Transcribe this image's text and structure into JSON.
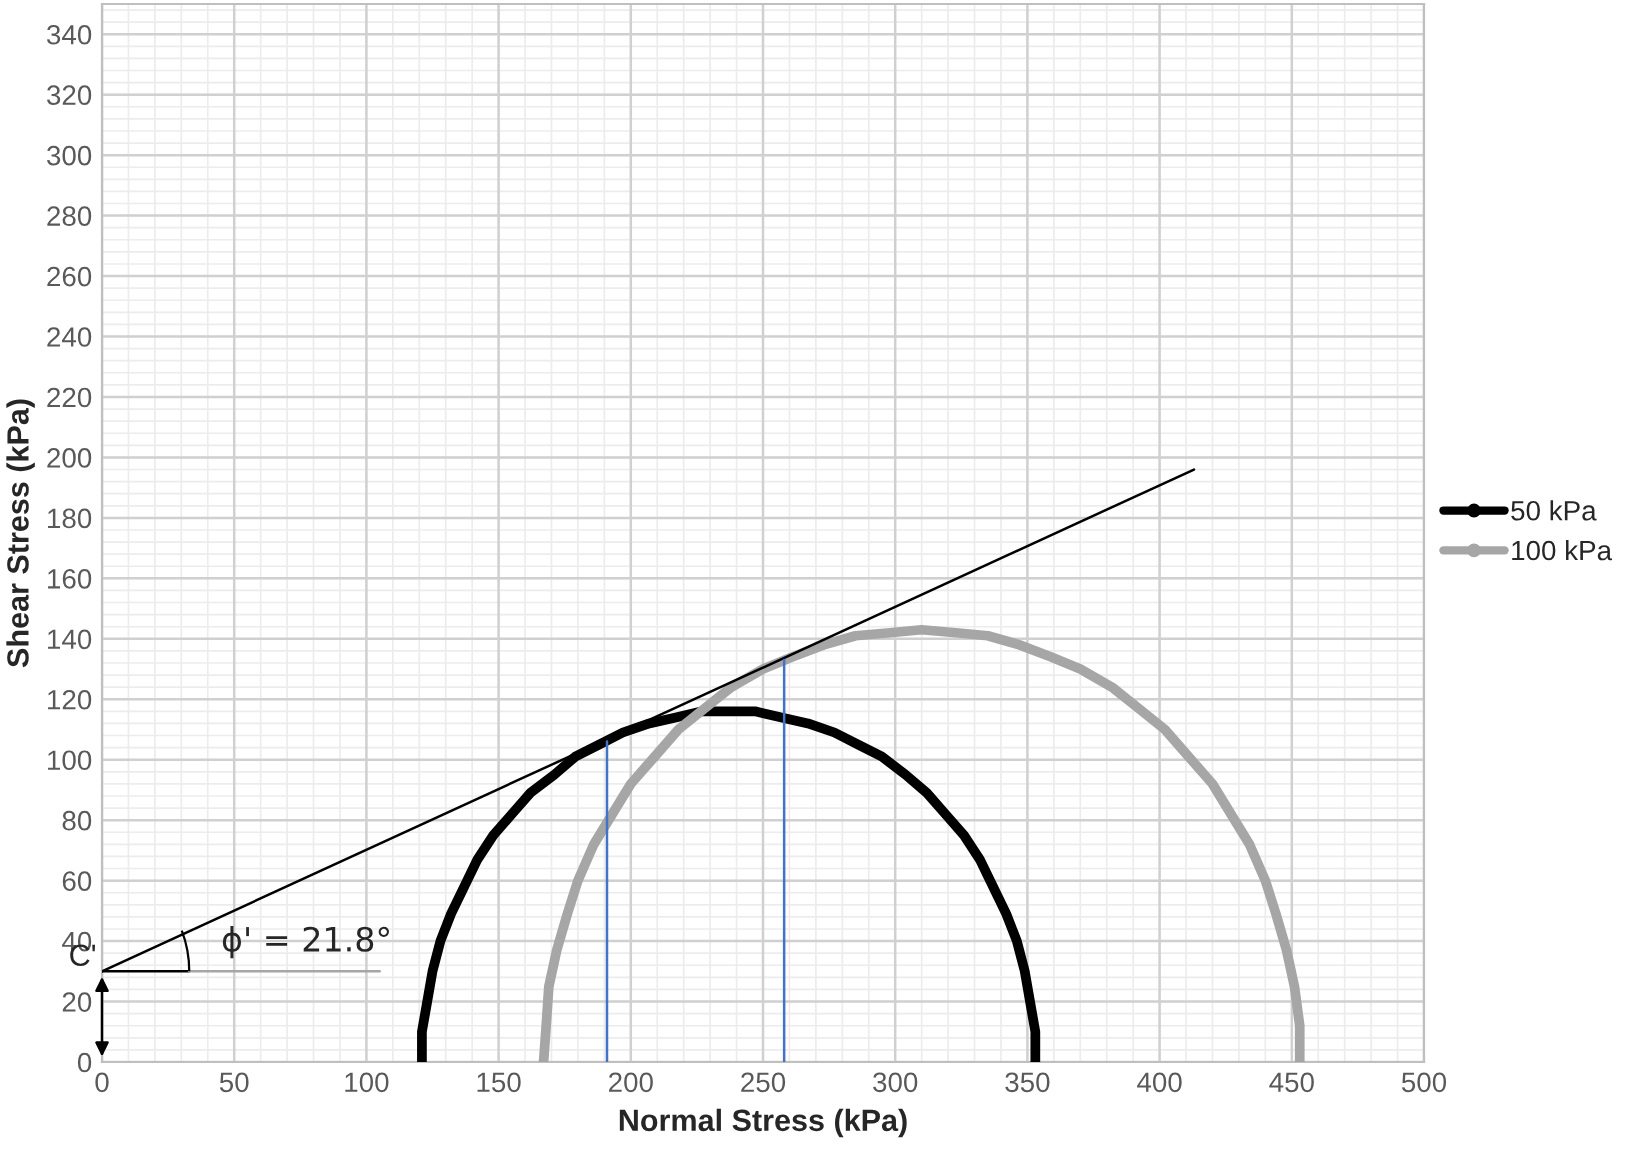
{
  "chart_data": {
    "type": "line",
    "xlabel": "Normal Stress (kPa)",
    "ylabel": "Shear Stress (kPa)",
    "xlim": [
      0,
      500
    ],
    "xticks": [
      0,
      50,
      100,
      150,
      200,
      250,
      300,
      350,
      400,
      450,
      500
    ],
    "ylim": [
      0,
      350
    ],
    "yticks": [
      0,
      20,
      40,
      60,
      80,
      100,
      120,
      140,
      160,
      180,
      200,
      220,
      240,
      260,
      280,
      300,
      320,
      340
    ],
    "grid": true,
    "legend": "right",
    "series": [
      {
        "name": "50 kPa",
        "color": "#000000",
        "marker": "circle",
        "x": [
          121,
          121,
          123,
          125,
          128,
          132,
          137,
          142,
          148,
          155,
          162,
          171,
          179,
          188,
          197,
          207,
          217,
          227,
          237,
          247,
          257,
          267,
          277,
          286,
          295,
          304,
          312,
          319,
          326,
          332,
          337,
          342,
          346,
          349,
          351,
          353,
          353
        ],
        "values": [
          0,
          10,
          20,
          30,
          40,
          49,
          58,
          67,
          75,
          82,
          89,
          95,
          101,
          105,
          109,
          112,
          114,
          116,
          116,
          116,
          114,
          112,
          109,
          105,
          101,
          95,
          89,
          82,
          75,
          67,
          58,
          49,
          40,
          30,
          20,
          10,
          0
        ]
      },
      {
        "name": "100 kPa",
        "color": "#a6a6a6",
        "marker": "circle",
        "x": [
          167,
          168,
          169,
          172,
          176,
          180,
          186,
          193,
          200,
          209,
          218,
          228,
          238,
          250,
          261,
          273,
          285,
          298,
          310,
          323,
          335,
          347,
          359,
          370,
          382,
          392,
          402,
          411,
          420,
          427,
          434,
          440,
          444,
          448,
          451,
          453,
          453
        ],
        "values": [
          0,
          12,
          25,
          37,
          49,
          60,
          72,
          82,
          92,
          101,
          110,
          117,
          124,
          130,
          134,
          138,
          141,
          142,
          143,
          142,
          141,
          138,
          134,
          130,
          124,
          117,
          110,
          101,
          92,
          82,
          72,
          60,
          49,
          37,
          25,
          12,
          0
        ]
      },
      {
        "color": "#000000",
        "x": [
          0,
          413
        ],
        "values": [
          30,
          196
        ]
      },
      {
        "color": "#4472c4",
        "x": [
          191,
          191
        ],
        "values": [
          0,
          106
        ]
      },
      {
        "color": "#4472c4",
        "x": [
          258,
          258
        ],
        "values": [
          0,
          133
        ]
      },
      {
        "color": "#000000",
        "x": [
          0,
          33
        ],
        "values": [
          30,
          30
        ]
      },
      {
        "color": "#a6a6a6",
        "x": [
          33,
          105
        ],
        "values": [
          30,
          30
        ]
      }
    ],
    "annotations": [
      {
        "text": "C'",
        "x": 0,
        "y": 30
      },
      "ϕ' = 21.8°"
    ]
  }
}
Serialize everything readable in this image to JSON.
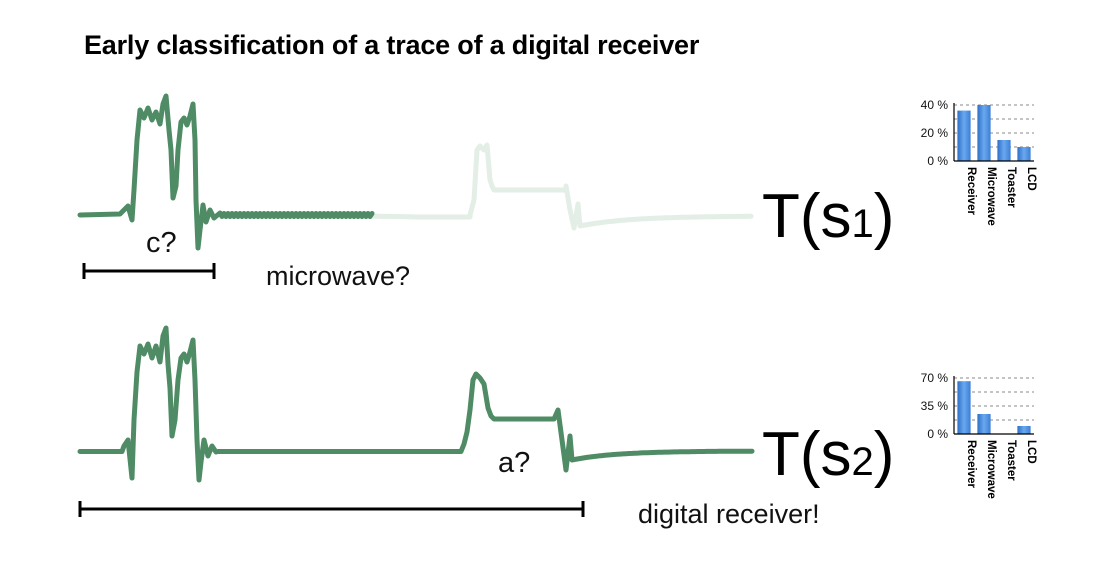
{
  "title": "Early classification of a trace of a digital receiver",
  "panels": [
    {
      "id": "s1",
      "label_main": "T(s",
      "label_sub": "1",
      "label_close": ")",
      "window_question": "c?",
      "guess": "microwave?",
      "colors": {
        "observed": "#4f8c66",
        "unobserved": "#e3eee6"
      },
      "chart_data": {
        "type": "bar",
        "categories": [
          "Receiver",
          "Microwave",
          "Toaster",
          "LCD"
        ],
        "values": [
          36,
          40,
          15,
          10
        ],
        "yticks": [
          "40 %",
          "20 %",
          "0 %"
        ],
        "ylim": [
          0,
          40
        ],
        "grid": true,
        "bar_color": "#4a8ee0"
      }
    },
    {
      "id": "s2",
      "label_main": "T(s",
      "label_sub": "2",
      "label_close": ")",
      "window_question": "a?",
      "guess": "digital receiver!",
      "colors": {
        "observed": "#4f8c66",
        "unobserved": "#e3eee6"
      },
      "chart_data": {
        "type": "bar",
        "categories": [
          "Receiver",
          "Microwave",
          "Toaster",
          "LCD"
        ],
        "values": [
          66,
          25,
          0,
          10
        ],
        "yticks": [
          "70 %",
          "35 %",
          "0 %"
        ],
        "ylim": [
          0,
          70
        ],
        "grid": true,
        "bar_color": "#4a8ee0"
      }
    }
  ]
}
^^^^^^^^^^^^^^^^
Transcribe the material exactly, keeping every word and none of the pictures.

Transcribe this image's text and structure into JSON.
{
  "chart_data": {
    "type": "line",
    "xlabel": "Normal Stress (kPa)",
    "ylabel": "Shear Stress (kPa)",
    "xlim": [
      0,
      500
    ],
    "xticks": [
      0,
      50,
      100,
      150,
      200,
      250,
      300,
      350,
      400,
      450,
      500
    ],
    "ylim": [
      0,
      350
    ],
    "yticks": [
      0,
      20,
      40,
      60,
      80,
      100,
      120,
      140,
      160,
      180,
      200,
      220,
      240,
      260,
      280,
      300,
      320,
      340
    ],
    "grid": true,
    "legend": "right",
    "series": [
      {
        "name": "50 kPa",
        "color": "#000000",
        "marker": "circle",
        "x": [
          121,
          121,
          123,
          125,
          128,
          132,
          137,
          142,
          148,
          155,
          162,
          171,
          179,
          188,
          197,
          207,
          217,
          227,
          237,
          247,
          257,
          267,
          277,
          286,
          295,
          304,
          312,
          319,
          326,
          332,
          337,
          342,
          346,
          349,
          351,
          353,
          353
        ],
        "values": [
          0,
          10,
          20,
          30,
          40,
          49,
          58,
          67,
          75,
          82,
          89,
          95,
          101,
          105,
          109,
          112,
          114,
          116,
          116,
          116,
          114,
          112,
          109,
          105,
          101,
          95,
          89,
          82,
          75,
          67,
          58,
          49,
          40,
          30,
          20,
          10,
          0
        ]
      },
      {
        "name": "100 kPa",
        "color": "#a6a6a6",
        "marker": "circle",
        "x": [
          167,
          168,
          169,
          172,
          176,
          180,
          186,
          193,
          200,
          209,
          218,
          228,
          238,
          250,
          261,
          273,
          285,
          298,
          310,
          323,
          335,
          347,
          359,
          370,
          382,
          392,
          402,
          411,
          420,
          427,
          434,
          440,
          444,
          448,
          451,
          453,
          453
        ],
        "values": [
          0,
          12,
          25,
          37,
          49,
          60,
          72,
          82,
          92,
          101,
          110,
          117,
          124,
          130,
          134,
          138,
          141,
          142,
          143,
          142,
          141,
          138,
          134,
          130,
          124,
          117,
          110,
          101,
          92,
          82,
          72,
          60,
          49,
          37,
          25,
          12,
          0
        ]
      },
      {
        "color": "#000000",
        "x": [
          0,
          413
        ],
        "values": [
          30,
          196
        ]
      },
      {
        "color": "#4472c4",
        "x": [
          191,
          191
        ],
        "values": [
          0,
          106
        ]
      },
      {
        "color": "#4472c4",
        "x": [
          258,
          258
        ],
        "values": [
          0,
          133
        ]
      },
      {
        "color": "#000000",
        "x": [
          0,
          33
        ],
        "values": [
          30,
          30
        ]
      },
      {
        "color": "#a6a6a6",
        "x": [
          33,
          105
        ],
        "values": [
          30,
          30
        ]
      }
    ],
    "annotations": [
      {
        "text": "C'",
        "x": 0,
        "y": 30
      },
      "ϕ' = 21.8°"
    ]
  }
}
Serialize everything readable in this image to JSON.
{
  "title": "Early classification of a trace of a digital receiver",
  "panels": [
    {
      "id": "s1",
      "label_main": "T(s",
      "label_sub": "1",
      "label_close": ")",
      "window_question": "c?",
      "guess": "microwave?",
      "colors": {
        "observed": "#4f8c66",
        "unobserved": "#e3eee6"
      },
      "chart_data": {
        "type": "bar",
        "categories": [
          "Receiver",
          "Microwave",
          "Toaster",
          "LCD"
        ],
        "values": [
          36,
          40,
          15,
          10
        ],
        "yticks": [
          "40 %",
          "20 %",
          "0 %"
        ],
        "ylim": [
          0,
          40
        ],
        "grid": true,
        "bar_color": "#4a8ee0"
      }
    },
    {
      "id": "s2",
      "label_main": "T(s",
      "label_sub": "2",
      "label_close": ")",
      "window_question": "a?",
      "guess": "digital receiver!",
      "colors": {
        "observed": "#4f8c66",
        "unobserved": "#e3eee6"
      },
      "chart_data": {
        "type": "bar",
        "categories": [
          "Receiver",
          "Microwave",
          "Toaster",
          "LCD"
        ],
        "values": [
          66,
          25,
          0,
          10
        ],
        "yticks": [
          "70 %",
          "35 %",
          "0 %"
        ],
        "ylim": [
          0,
          70
        ],
        "grid": true,
        "bar_color": "#4a8ee0"
      }
    }
  ]
}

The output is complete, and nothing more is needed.